§ OBJECTIVE:
Copy the records below exactly, omitting any pictures they contain.

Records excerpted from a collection

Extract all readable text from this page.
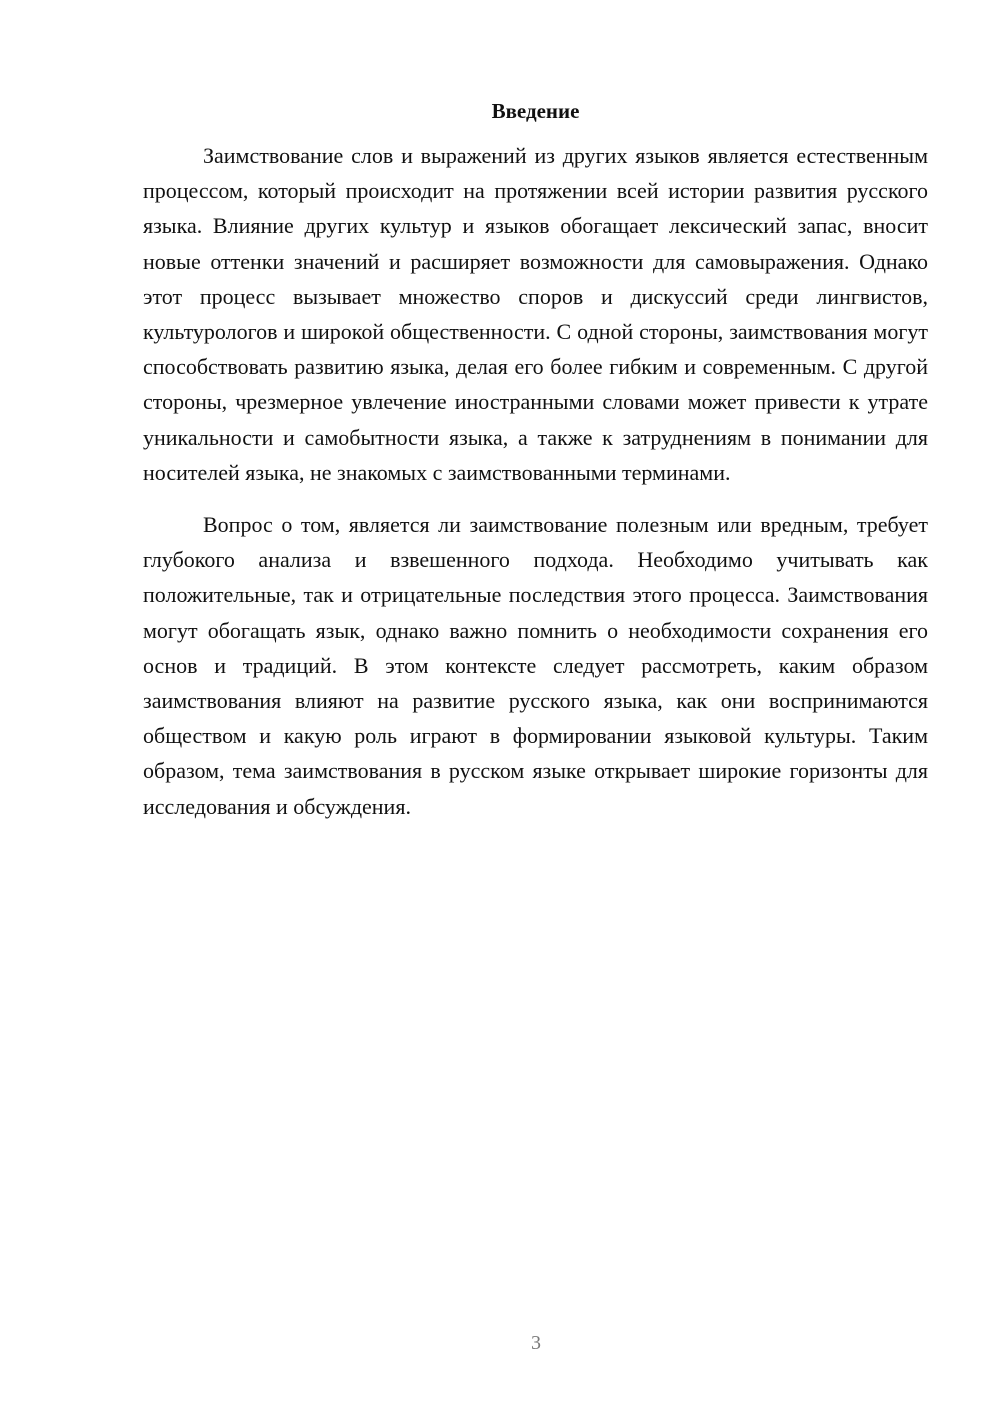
Введение

Заимствование слов и выражений из других языков является естественным процессом, который происходит на протяжении всей истории развития русского языка. Влияние других культур и языков обогащает лексический запас, вносит новые оттенки значений и расширяет возможности для самовыражения. Однако этот процесс вызывает множество споров и дискуссий среди лингвистов, культурологов и широкой общественности. С одной стороны, заимствования могут способствовать развитию языка, делая его более гибким и современным. С другой стороны, чрезмерное увлечение иностранными словами может привести к утрате уникальности и самобытности языка, а также к затруднениям в понимании для носителей языка, не знакомых с заимствованными терминами.

Вопрос о том, является ли заимствование полезным или вредным, требует глубокого анализа и взвешенного подхода. Необходимо учитывать как положительные, так и отрицательные последствия этого процесса. Заимствования могут обогащать язык, однако важно помнить о необходимости сохранения его основ и традиций. В этом контексте следует рассмотреть, каким образом заимствования влияют на развитие русского языка, как они воспринимаются обществом и какую роль играют в формировании языковой культуры. Таким образом, тема заимствования в русском языке открывает широкие горизонты для исследования и обсуждения.

3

§ TASK ANSWER:
Extract all readable text from this page.
Введение

Заимствование слов и выражений из других языков является естественным процессом, который происходит на протяжении всей истории развития русского языка. Влияние других культур и языков обогащает лексический запас, вносит новые оттенки значений и расширяет возможности для самовыражения. Однако этот процесс вызывает множество споров и дискуссий среди лингвистов, культурологов и широкой общественности. С одной стороны, заимствования могут способствовать развитию языка, делая его более гибким и современным. С другой стороны, чрезмерное увлечение иностранными словами может привести к утрате уникальности и самобытности языка, а также к затруднениям в понимании для носителей языка, не знакомых с заимствованными терминами.

Вопрос о том, является ли заимствование полезным или вредным, требует глубокого анализа и взвешенного подхода. Необходимо учитывать как положительные, так и отрицательные последствия этого процесса. Заимствования могут обогащать язык, однако важно помнить о необходимости сохранения его основ и традиций. В этом контексте следует рассмотреть, каким образом заимствования влияют на развитие русского языка, как они воспринимаются обществом и какую роль играют в формировании языковой культуры. Таким образом, тема заимствования в русском языке открывает широкие горизонты для исследования и обсуждения.

3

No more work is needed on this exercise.